# Given problem
Extract every line of the material that holds the string "should".
** Start of Material supplied **
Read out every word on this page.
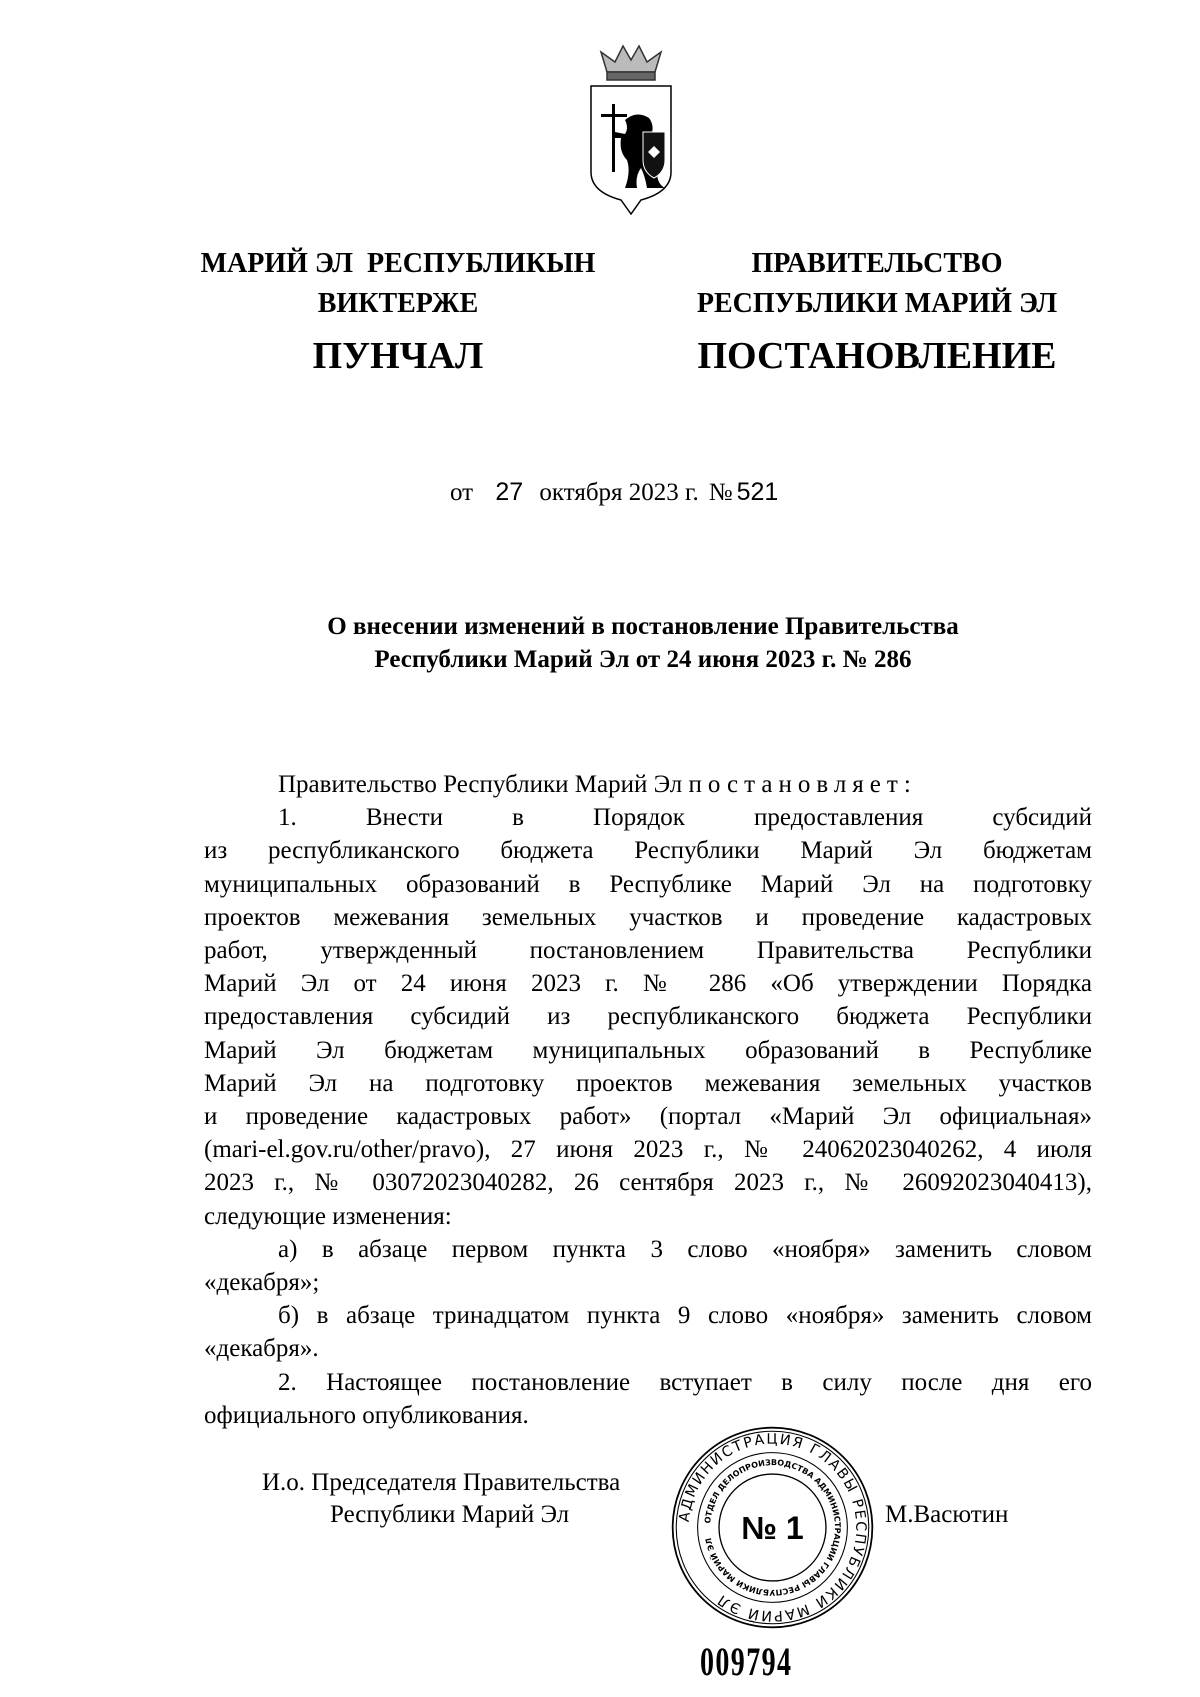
МАРИЙ ЭЛ  РЕСПУБЛИКЫН
ВИКТЕРЖЕ
ПУНЧАЛ
ПРАВИТЕЛЬСТВО
РЕСПУБЛИКИ МАРИЙ ЭЛ
ПОСТАНОВЛЕНИЕ
от 27 октября 2023 г. № 521
О внесении изменений в постановление Правительства
Республики Марий Эл от 24 июня 2023 г. № 286
Правительство Республики Марий Эл постановляет:
1. Внести в Порядок предоставления субсидий
из республиканского бюджета Республики Марий Эл бюджетам
муниципальных образований в Республике Марий Эл на подготовку
проектов межевания земельных участков и проведение кадастровых
работ, утвержденный постановлением Правительства Республики
Марий Эл от 24 июня 2023 г. № 286 «Об утверждении Порядка
предоставления субсидий из республиканского бюджета Республики
Марий Эл бюджетам муниципальных образований в Республике
Марий Эл на подготовку проектов межевания земельных участков
и проведение кадастровых работ» (портал «Марий Эл официальная»
(mari-el.gov.ru/other/pravo), 27 июня 2023 г., № 24062023040262, 4 июля
2023 г., № 03072023040282, 26 сентября 2023 г., № 26092023040413),
следующие изменения:
а) в абзаце первом пункта 3 слово «ноября» заменить словом
«декабря»;
б) в абзаце тринадцатом пункта 9 слово «ноября» заменить словом
«декабря».
2. Настоящее постановление вступает в силу после дня его
официального опубликования.
И.о. Председателя Правительства
Республики Марий Эл	М.Васютин
АДМИНИСТРАЦИЯ ГЛАВЫ РЕСПУБЛИКИ МАРИЙ ЭЛ
ОТДЕЛ ДЕЛОПРОИЗВОДСТВА АДМИНИСТРАЦИИ ГЛАВЫ РЕСПУБЛИКИ МАРИЙ ЭЛ № 1
009794
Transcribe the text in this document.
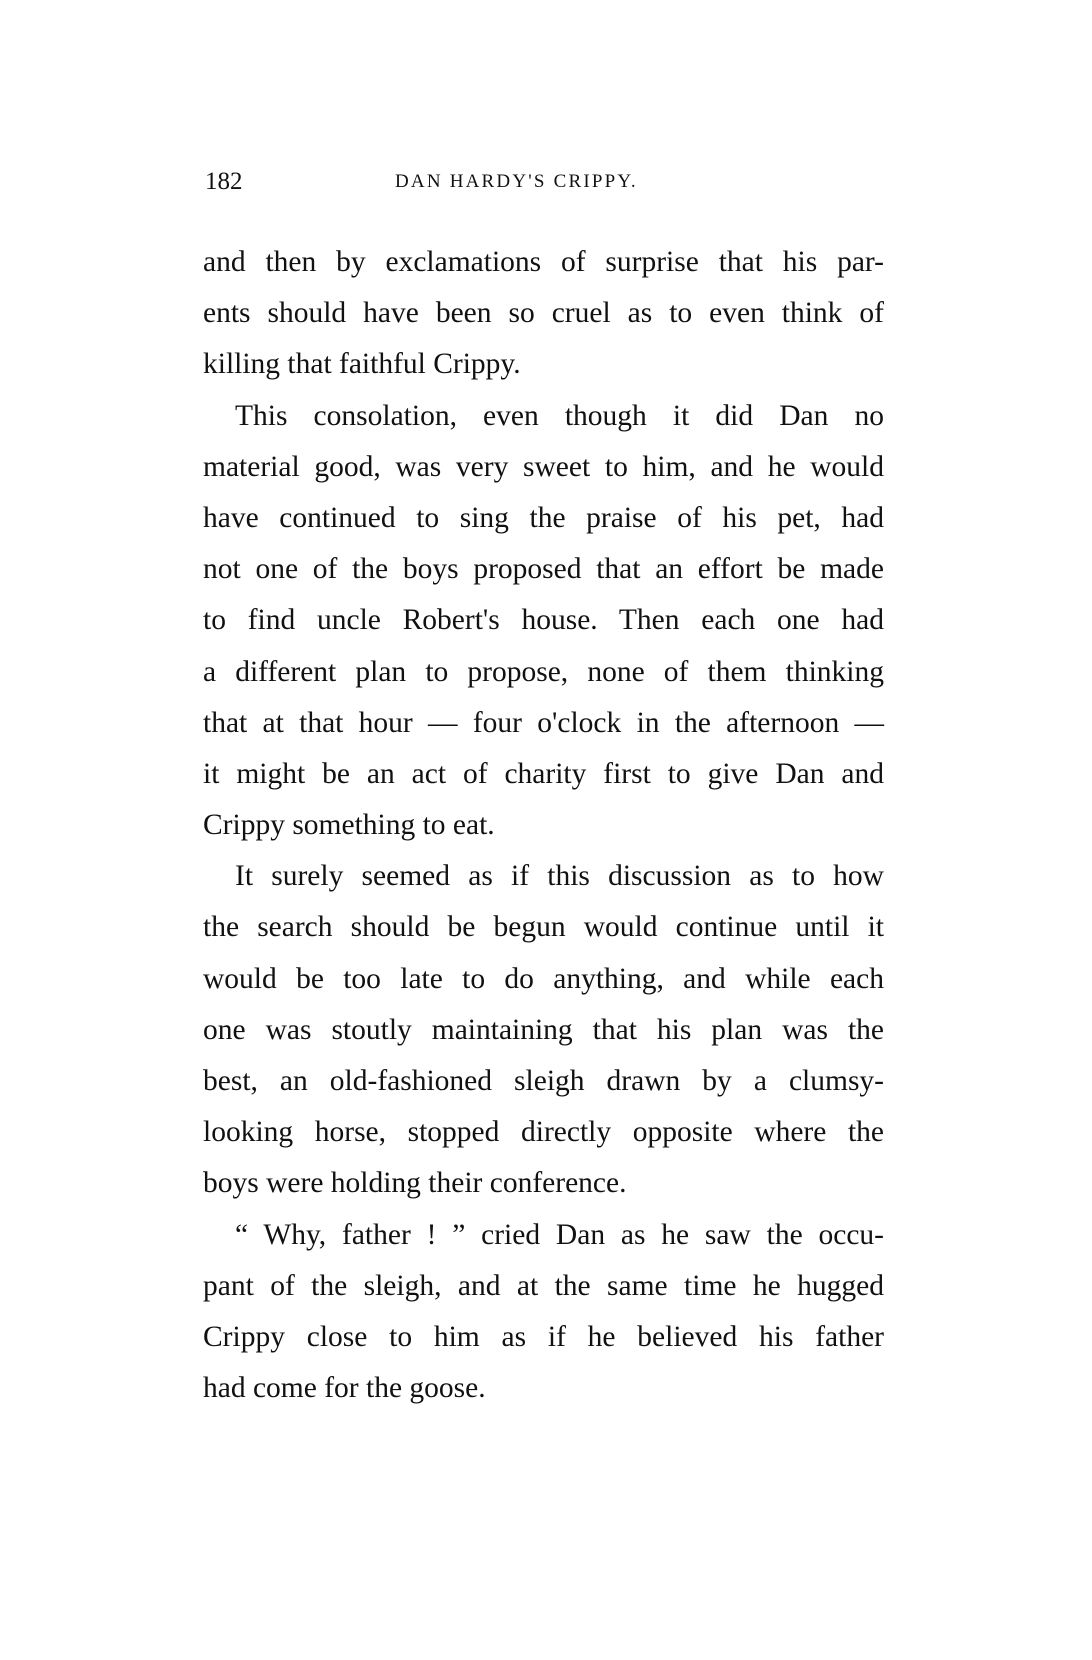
182	DAN HARDY'S CRIPPY.
and then by exclamations of surprise that his par-
ents should have been so cruel as to even think of
killing that faithful Crippy.
This consolation, even though it did Dan no
material good, was very sweet to him, and he would
have continued to sing the praise of his pet, had
not one of the boys proposed that an effort be made
to find uncle Robert's house. Then each one had
a different plan to propose, none of them thinking
that at that hour — four o'clock in the afternoon —
it might be an act of charity first to give Dan and
Crippy something to eat.
It surely seemed as if this discussion as to how
the search should be begun would continue until it
would be too late to do anything, and while each
one was stoutly maintaining that his plan was the
best, an old-fashioned sleigh drawn by a clumsy-
looking horse, stopped directly opposite where the
boys were holding their conference.
“ Why, father ! ” cried Dan as he saw the occu-
pant of the sleigh, and at the same time he hugged
Crippy close to him as if he believed his father
had come for the goose.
** End of Material supplied **
# Answer below
ents should have been so cruel as to even think of
the search should be begun would continue until it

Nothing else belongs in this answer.